Input material
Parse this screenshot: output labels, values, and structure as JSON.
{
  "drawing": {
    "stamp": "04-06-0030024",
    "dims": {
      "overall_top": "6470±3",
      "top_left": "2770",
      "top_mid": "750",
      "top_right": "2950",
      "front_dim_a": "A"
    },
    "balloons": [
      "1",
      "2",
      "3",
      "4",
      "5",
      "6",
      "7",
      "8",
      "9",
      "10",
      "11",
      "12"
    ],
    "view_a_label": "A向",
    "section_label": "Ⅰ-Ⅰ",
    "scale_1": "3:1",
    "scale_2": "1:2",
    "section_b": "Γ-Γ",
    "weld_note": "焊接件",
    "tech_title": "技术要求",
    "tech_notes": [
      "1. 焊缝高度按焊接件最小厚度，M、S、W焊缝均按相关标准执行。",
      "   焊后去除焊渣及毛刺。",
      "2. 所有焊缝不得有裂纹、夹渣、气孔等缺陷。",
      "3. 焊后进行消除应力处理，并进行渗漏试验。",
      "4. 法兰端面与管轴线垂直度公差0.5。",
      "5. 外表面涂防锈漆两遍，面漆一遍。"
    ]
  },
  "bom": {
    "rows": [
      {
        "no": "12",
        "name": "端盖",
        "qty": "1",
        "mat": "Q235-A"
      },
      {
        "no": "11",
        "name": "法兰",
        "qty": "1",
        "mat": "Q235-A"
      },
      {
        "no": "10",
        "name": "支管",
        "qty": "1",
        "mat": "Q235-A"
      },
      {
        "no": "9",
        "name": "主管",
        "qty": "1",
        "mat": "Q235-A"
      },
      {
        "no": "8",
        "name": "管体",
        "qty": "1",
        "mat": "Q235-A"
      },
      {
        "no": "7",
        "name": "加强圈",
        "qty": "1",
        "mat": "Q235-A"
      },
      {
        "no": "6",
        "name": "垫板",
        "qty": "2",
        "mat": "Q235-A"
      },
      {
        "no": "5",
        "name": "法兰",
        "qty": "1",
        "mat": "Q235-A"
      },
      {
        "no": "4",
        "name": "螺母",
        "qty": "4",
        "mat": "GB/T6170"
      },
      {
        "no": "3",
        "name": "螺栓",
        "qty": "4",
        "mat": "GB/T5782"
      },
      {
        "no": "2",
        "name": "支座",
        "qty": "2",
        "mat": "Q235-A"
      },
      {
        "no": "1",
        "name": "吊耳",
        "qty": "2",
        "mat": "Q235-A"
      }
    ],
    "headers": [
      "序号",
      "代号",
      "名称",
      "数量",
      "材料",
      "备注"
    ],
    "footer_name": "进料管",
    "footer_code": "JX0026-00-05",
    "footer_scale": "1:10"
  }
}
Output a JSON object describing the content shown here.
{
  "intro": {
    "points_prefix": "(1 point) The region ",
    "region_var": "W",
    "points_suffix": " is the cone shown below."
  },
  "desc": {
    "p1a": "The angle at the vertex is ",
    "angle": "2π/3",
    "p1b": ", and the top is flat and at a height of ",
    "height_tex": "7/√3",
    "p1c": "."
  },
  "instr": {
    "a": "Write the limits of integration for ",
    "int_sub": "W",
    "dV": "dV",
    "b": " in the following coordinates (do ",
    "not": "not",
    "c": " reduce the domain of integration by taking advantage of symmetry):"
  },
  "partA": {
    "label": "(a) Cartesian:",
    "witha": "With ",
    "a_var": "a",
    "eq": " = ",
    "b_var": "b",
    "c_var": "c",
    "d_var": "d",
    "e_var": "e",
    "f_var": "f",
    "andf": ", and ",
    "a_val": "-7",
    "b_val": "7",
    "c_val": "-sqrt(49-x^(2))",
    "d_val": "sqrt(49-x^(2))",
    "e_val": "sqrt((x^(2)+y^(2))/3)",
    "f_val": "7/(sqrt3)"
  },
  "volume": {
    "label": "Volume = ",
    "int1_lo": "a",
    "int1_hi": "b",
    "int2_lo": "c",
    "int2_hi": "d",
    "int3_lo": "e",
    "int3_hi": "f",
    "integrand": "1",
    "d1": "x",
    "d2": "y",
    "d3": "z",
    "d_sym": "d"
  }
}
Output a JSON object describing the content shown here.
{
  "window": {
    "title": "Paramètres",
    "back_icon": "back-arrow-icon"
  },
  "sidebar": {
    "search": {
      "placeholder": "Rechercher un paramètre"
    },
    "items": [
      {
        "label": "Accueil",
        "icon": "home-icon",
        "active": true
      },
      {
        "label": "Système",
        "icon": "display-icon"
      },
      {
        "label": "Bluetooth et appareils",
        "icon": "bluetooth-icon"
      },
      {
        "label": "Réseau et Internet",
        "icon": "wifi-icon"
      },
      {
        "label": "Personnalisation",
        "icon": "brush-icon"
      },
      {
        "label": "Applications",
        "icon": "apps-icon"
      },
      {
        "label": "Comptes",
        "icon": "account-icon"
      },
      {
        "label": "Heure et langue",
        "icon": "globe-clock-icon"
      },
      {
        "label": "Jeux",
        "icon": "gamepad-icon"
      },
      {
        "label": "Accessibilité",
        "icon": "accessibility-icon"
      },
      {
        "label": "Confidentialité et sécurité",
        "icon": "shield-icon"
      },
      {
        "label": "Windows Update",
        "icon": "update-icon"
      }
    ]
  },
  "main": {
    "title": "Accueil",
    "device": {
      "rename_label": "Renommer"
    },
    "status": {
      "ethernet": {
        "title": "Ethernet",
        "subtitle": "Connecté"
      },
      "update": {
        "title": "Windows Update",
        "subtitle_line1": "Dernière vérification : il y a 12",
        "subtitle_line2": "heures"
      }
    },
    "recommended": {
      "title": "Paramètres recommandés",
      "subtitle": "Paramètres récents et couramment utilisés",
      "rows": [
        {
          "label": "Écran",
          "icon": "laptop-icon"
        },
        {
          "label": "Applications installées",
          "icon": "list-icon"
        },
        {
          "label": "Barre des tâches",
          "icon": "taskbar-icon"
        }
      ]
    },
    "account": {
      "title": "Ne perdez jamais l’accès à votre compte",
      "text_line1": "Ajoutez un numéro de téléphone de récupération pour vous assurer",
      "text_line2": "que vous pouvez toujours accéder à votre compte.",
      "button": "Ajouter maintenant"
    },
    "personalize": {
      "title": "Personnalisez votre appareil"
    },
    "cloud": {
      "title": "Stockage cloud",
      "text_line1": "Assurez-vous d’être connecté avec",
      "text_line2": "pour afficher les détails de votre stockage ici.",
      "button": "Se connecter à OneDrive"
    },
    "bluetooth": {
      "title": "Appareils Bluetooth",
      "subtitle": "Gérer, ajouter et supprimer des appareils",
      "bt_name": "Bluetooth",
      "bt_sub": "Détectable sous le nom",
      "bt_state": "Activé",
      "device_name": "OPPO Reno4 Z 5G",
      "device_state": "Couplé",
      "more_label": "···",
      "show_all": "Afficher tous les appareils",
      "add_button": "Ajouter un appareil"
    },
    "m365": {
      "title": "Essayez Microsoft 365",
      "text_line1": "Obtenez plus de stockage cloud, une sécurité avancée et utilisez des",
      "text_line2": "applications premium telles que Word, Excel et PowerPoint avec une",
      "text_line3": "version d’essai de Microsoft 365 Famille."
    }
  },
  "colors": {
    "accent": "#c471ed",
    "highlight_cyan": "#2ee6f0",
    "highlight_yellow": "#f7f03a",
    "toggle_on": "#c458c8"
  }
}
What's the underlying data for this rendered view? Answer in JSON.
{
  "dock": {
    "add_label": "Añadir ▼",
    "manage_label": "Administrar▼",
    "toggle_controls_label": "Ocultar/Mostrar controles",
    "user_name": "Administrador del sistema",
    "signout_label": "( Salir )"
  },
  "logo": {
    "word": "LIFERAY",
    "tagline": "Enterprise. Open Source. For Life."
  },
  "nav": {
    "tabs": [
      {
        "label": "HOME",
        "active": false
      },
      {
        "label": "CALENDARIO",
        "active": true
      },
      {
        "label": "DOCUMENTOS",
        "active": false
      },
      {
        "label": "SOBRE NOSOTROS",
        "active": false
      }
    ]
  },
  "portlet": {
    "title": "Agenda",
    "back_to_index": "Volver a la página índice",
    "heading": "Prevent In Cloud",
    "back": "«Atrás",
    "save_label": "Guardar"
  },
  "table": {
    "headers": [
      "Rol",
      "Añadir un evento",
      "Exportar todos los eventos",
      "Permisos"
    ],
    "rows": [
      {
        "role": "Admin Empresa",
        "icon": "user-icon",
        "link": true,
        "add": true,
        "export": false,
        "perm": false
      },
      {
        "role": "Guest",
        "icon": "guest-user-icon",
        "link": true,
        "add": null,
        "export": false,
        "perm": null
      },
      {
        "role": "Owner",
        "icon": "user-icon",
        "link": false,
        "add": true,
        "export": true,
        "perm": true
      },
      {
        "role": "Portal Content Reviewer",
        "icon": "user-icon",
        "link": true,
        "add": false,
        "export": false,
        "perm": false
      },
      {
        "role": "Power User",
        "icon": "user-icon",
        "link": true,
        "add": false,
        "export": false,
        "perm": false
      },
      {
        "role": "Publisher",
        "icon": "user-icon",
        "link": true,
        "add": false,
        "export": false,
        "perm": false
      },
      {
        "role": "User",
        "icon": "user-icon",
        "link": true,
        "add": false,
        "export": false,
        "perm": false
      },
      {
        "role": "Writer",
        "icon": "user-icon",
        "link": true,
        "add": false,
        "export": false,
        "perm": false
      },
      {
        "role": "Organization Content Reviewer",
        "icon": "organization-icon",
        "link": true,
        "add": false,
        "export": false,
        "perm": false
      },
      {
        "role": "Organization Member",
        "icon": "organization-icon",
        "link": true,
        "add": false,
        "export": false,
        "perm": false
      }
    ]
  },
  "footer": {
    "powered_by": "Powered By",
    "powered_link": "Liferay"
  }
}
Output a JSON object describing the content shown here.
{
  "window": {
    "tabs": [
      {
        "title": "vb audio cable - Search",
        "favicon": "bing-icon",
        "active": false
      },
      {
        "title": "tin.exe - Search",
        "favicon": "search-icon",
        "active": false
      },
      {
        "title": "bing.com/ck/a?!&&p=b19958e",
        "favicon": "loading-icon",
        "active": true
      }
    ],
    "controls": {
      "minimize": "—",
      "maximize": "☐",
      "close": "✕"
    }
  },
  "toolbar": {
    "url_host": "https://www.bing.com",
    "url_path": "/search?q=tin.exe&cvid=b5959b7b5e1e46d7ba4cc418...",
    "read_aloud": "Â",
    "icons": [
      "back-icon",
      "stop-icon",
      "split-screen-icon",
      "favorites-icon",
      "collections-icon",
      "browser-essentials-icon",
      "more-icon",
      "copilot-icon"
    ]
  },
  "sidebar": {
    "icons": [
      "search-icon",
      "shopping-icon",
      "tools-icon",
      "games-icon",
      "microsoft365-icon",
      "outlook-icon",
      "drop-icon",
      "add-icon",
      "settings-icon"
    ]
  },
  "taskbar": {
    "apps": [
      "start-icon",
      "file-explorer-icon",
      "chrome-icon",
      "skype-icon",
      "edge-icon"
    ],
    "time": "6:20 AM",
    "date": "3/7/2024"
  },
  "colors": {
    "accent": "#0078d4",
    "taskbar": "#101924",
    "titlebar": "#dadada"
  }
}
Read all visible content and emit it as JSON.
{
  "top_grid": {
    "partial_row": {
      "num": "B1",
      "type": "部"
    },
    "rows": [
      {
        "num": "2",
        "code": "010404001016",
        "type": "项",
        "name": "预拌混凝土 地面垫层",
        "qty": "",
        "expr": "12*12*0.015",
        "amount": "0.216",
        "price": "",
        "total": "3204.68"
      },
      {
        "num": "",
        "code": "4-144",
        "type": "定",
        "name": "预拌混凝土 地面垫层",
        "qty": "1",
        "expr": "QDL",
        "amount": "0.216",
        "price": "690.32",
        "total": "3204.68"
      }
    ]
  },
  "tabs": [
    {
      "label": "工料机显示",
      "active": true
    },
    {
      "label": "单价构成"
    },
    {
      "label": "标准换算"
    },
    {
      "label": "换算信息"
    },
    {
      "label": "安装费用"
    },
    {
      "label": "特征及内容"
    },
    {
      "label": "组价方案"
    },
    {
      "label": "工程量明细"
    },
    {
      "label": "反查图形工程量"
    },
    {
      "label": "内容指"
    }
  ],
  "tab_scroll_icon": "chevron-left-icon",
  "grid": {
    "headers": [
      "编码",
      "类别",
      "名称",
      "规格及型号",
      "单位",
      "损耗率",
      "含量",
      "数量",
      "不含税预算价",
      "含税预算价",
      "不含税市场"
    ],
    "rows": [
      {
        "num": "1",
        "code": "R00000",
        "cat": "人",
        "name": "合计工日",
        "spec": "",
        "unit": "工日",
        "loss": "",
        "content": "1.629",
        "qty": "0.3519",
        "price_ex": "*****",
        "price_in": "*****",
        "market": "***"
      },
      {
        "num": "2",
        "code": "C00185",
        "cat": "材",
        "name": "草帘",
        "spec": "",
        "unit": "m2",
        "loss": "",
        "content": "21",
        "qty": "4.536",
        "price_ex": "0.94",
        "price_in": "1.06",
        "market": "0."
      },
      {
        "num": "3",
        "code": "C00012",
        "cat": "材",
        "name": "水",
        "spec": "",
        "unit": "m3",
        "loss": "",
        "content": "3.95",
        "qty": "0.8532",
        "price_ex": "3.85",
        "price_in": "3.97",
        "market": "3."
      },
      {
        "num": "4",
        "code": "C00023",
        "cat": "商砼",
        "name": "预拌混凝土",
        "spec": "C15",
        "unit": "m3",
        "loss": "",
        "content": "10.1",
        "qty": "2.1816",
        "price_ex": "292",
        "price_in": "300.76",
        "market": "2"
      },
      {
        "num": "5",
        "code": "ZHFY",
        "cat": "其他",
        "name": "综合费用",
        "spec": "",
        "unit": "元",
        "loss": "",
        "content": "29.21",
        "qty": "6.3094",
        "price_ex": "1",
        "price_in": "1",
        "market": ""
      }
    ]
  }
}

What this task involves
Copy all lines of the listing above that contain the string "favicon".

Solution
        "favicon": "bing-icon",
        "favicon": "search-icon",
        "favicon": "loading-icon",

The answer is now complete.